:: 所给文段 ::
山葡萄种质资源原花青素动态含量变化及提取降解

山葡萄种质资源原花青素动态含量变化及提取、降解研究

STUDIES OF EXTRACTION AND DEGRADATION IN PROCYANIDINE，AND THE DYNAMIC CONTENTS IN GERMPLASM RESOURCES ON VITIS AMURENSIS RUPR

作者：王新伟　　导师：沈育杰

中国农业科学院　　经济植物资源评价与利用2011届硕士

摘　要

本文对山葡萄籽中原花青素提取、降解进行了研究，优化了工艺路线。以40份山葡萄种质资源为试材，对山葡萄各个重要时期的叶片、茎皮、果实中的原花青素动态含量变化进行了测定，分析了原花青素在山葡萄各组织器官中的变化规律和山葡萄种质资源间原花青素含量和分布的特点与差异性，主要结果如下：

1.　确定了山葡萄黄烷-3-醇的HPLC洗脱程序：流动相配比：A：1%乙酸；B：80%乙腈，1%乙酸，0min→5min→15min→25min→30min→35min，动相A对应的梯度为95%→70%→50%→40%→95%→95%。

2.　原花青素的最佳提取工艺为：以乙醇为提取剂，温度60℃，浓度70%，时间为120min，料液比为1:5，提取率为3.12%。

3.　溶剂分离法分离制备原花青素高聚体，综合聚合度与过氧化指标，确定优化降解工艺为：乙酸为降解介质，料液比6:5，降解时间20min，降解温度70℃，聚合度从6.9下降到4.8，聚合度下降2.1。

4.　山葡萄种质资源叶片中原花青素动态含量变化趋势为：萌芽期→花后一周，缓慢上升；花后一周→浆果膨大期，含量急剧上升，并达到最大值；浆果膨大期→转色期，含量迅速下降；转色期→成熟期，含量上升。

5.　茎皮原花青素动态含量上升变化趋势为：萌芽期→花后一周，缓慢上升；花后一周→浆果膨大期，含量急剧上升，并达到最大值；浆果膨大期→浆果转色期→浆果成熟期，含量迅速下降。

6.　种子中原花青素动态含量变化趋势为：花后一周→浆果膨大期→浆果转色期，含量迅速上升并在转色期达到最大值；浆果转色期→浆果成熟期，含量迅速下降。成熟期含量最高的种质资源为：4N1,4N2，燕山。

7.　果皮中原花青素动态含量变化趋势为：花后一周→浆果膨大期，含量很低，缓慢上升；浆果膨大期→浆果转色期，含量迅速升高；浆果转色期→浆果成熟期，含量急剧上升，并达到顶峰。浆果成熟期含量最高的种质资源为：086034,8558814,8558831。

8.　山葡萄成熟果实果皮中原花青素含量高于种子，且差异性极为显著，与欧亚种酿酒葡萄相比具有明显的种间差异性。

关键词　山葡萄　原花青素　黄烷-3-醇　提取　降解　动态含量变化

Abstract

By studying conditions of extraction of proanthocyanidins from the vitis grape seeds after fermentation，the process of separations was optimized. The changes on the concentration of proanthocyanidins in leaves,barka and fruita was studied based on forty vitis amurensis germplasm resource with different developmental stages，the variation of proanthocyanidins with various organs and various grapes species. The preliminary conclusions as followed：

1.　The extraction of flvan-3-ols process was determined：mobile phase ratio was A:1% acetic acid ;B:80% acetonitrile,1% acetic acid,0min→5min→15min→25min→30min→35min，the mobile phase gradient of the corresponding to 95%→70%→50%→40%→95%→95%.
:::
:: 所给信息 ::
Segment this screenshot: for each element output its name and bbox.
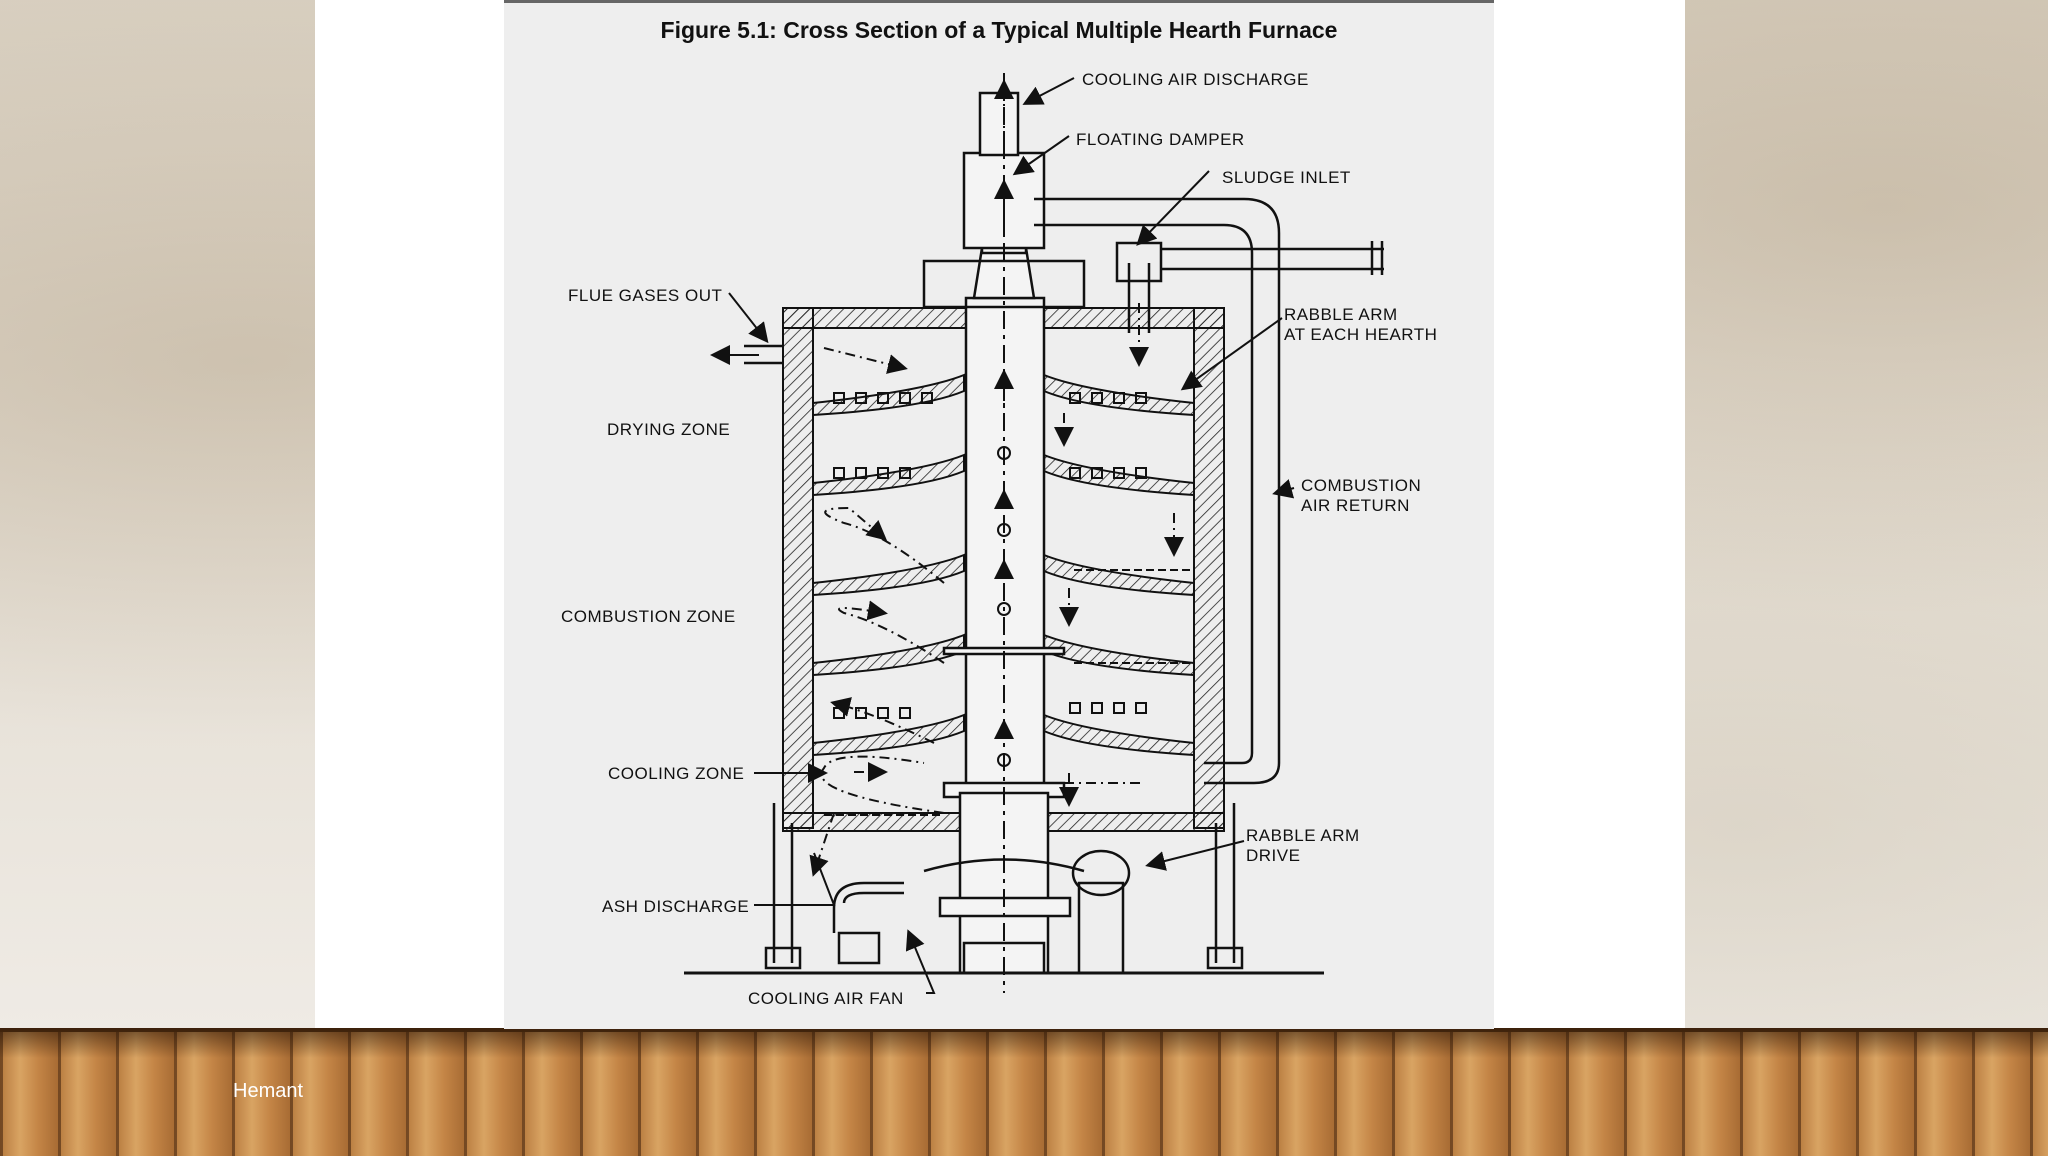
footer-author: Hemant [233,1080,304,1102]
label-combustion-air-2: AIR RETURN [1301,496,1410,515]
leader-lines [728,77,1295,994]
label-cooling-air-fan: COOLING AIR FAN [748,989,904,1008]
label-rabble-drive-2: DRIVE [1246,846,1301,865]
label-ash-discharge: ASH DISCHARGE [602,897,750,916]
label-combustion-air-1: COMBUSTION [1301,476,1422,495]
shaft-ports [997,446,1011,767]
label-floating-damper: FLOATING DAMPER [1076,130,1245,149]
label-cooling-air-discharge: COOLING AIR DISCHARGE [1082,70,1309,89]
support-legs [684,803,1324,975]
label-cooling-zone: COOLING ZONE [608,764,745,783]
flue-gas-pipe [710,344,783,365]
label-rabble-drive-1: RABBLE ARM [1246,826,1360,845]
label-rabble-arm-2: AT EACH HEARTH [1284,325,1438,344]
floor-shadow [0,1028,2048,1058]
label-flue-gases-out: FLUE GASES OUT [568,286,723,305]
furnace-figure: Figure 5.1: Cross Section of a Typical M… [504,0,1494,1029]
label-sludge-inlet: SLUDGE INLET [1222,168,1351,187]
label-rabble-arm-1: RABBLE ARM [1284,305,1398,324]
figure-title: Figure 5.1: Cross Section of a Typical M… [660,17,1338,43]
rabble-arm-teeth [833,392,1147,719]
hearth-dashes [824,569,1194,816]
furnace-diagram [684,73,1384,994]
label-combustion-zone: COMBUSTION ZONE [561,607,736,626]
label-drying-zone: DRYING ZONE [607,420,731,439]
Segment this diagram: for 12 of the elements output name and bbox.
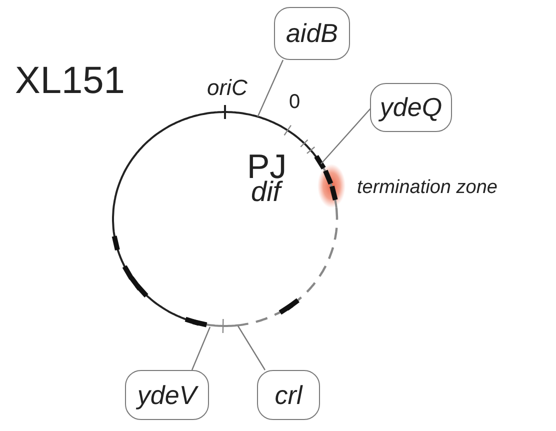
- position-label: 0: [289, 92, 300, 112]
- gene-label-box: ydeV: [125, 370, 209, 420]
- leader-line: [320, 108, 372, 164]
- leader-line: [237, 326, 266, 370]
- leader-line: [257, 60, 284, 117]
- zone-label: termination zone: [357, 178, 498, 197]
- gene-label-box: ydeQ: [370, 83, 452, 132]
- origin-label: oriC: [207, 77, 248, 99]
- gene-label-box: crl: [257, 370, 320, 420]
- gene-label-box: aidB: [274, 7, 350, 60]
- map-title: XL151: [15, 62, 125, 100]
- leader-line: [191, 326, 211, 370]
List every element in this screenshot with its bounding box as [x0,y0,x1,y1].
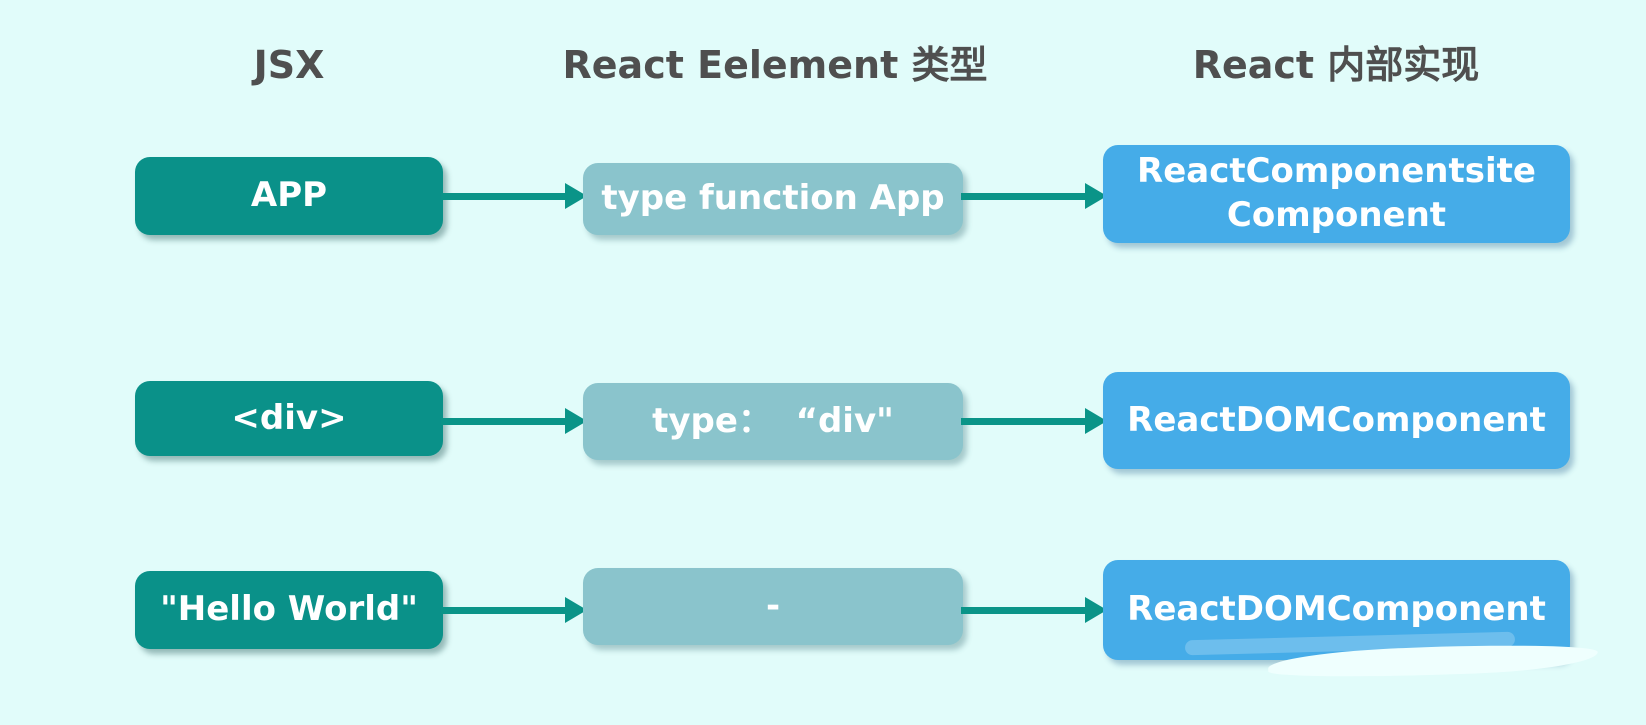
arrow-line [961,607,1091,614]
internal-box-label: ReactDOMComponent [1127,589,1546,630]
jsx-box-div: <div> [135,381,443,456]
element-box-label: type： “div" [652,400,894,441]
arrow-head-icon [565,408,587,434]
column-header-jsx: JSX [253,43,325,87]
arrow-head-icon [565,183,587,209]
arrow-head-icon [565,597,587,623]
column-header-react-element-type: React Eelement 类型 [562,43,988,87]
arrow-line [441,193,571,200]
jsx-box-app-label: APP [250,175,328,216]
internal-box-label: ReactDOMComponent [1127,399,1546,440]
arrow-head-icon [1085,597,1107,623]
internal-box-composite-component: ReactComponentsite Component [1103,145,1570,243]
element-box-type-div: type： “div" [583,383,963,460]
internal-box-dom-component-row2: ReactDOMComponent [1103,372,1570,469]
arrow-element-to-internal-row3 [961,597,1107,623]
arrow-line [961,193,1091,200]
arrow-line [441,418,571,425]
arrow-line [961,418,1091,425]
element-box-label: - [765,585,781,626]
jsx-box-hello-world-label: "Hello World" [160,589,418,630]
element-box-type-function-app: type function App [583,163,963,235]
internal-box-dom-component-row3: ReactDOMComponent [1103,560,1570,660]
element-box-label: type function App [601,178,945,219]
arrow-element-to-internal-row1 [961,183,1107,209]
internal-box-label: ReactComponentsite Component [1137,151,1536,235]
arrow-app-to-element [441,183,587,209]
arrow-element-to-internal-row2 [961,408,1107,434]
column-header-react-internal: React 内部实现 [1192,43,1480,87]
jsx-box-app: APP [135,157,443,235]
arrow-line [441,607,571,614]
arrow-head-icon [1085,408,1107,434]
arrow-hello-to-element [441,597,587,623]
arrow-head-icon [1085,183,1107,209]
jsx-box-div-label: <div> [231,397,347,438]
jsx-box-hello-world: "Hello World" [135,571,443,649]
arrow-div-to-element [441,408,587,434]
element-box-dash: - [583,568,963,645]
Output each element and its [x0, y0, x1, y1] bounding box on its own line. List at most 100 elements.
:::
任务目标 - 请重新写出关于山葡萄原花青素的文段，从“8.　山葡萄成熟果实果皮中原”起，至“corresponding to 95%→70%→50%→40%→95%→95%.”止（含首尾），并将其中的“欧亚种酿酒葡萄”换成“欧亚种鲜食葡萄”。 这些记录是与文段相互独立的材料。

本题答案 -
8.　山葡萄成熟果实果皮中原花青素含量高于种子，且差异性极为显著，与欧亚种鲜食葡萄相比具有明显的种间差异性。

关键词　山葡萄　原花青素　黄烷-3-醇　提取　降解　动态含量变化

Abstract

By studying conditions of extraction of proanthocyanidins from the vitis grape seeds after fermentation，the process of separations was optimized. The changes on the concentration of proanthocyanidins in leaves,barka and fruita was studied based on forty vitis amurensis germplasm resource with different developmental stages，the variation of proanthocyanidins with various organs and various grapes species. The preliminary conclusions as followed：

1.　The extraction of flvan-3-ols process was determined：mobile phase ratio was A:1% acetic acid ;B:80% acetonitrile,1% acetic acid,0min→5min→15min→25min→30min→35min，the mobile phase gradient of the corresponding to 95%→70%→50%→40%→95%→95%.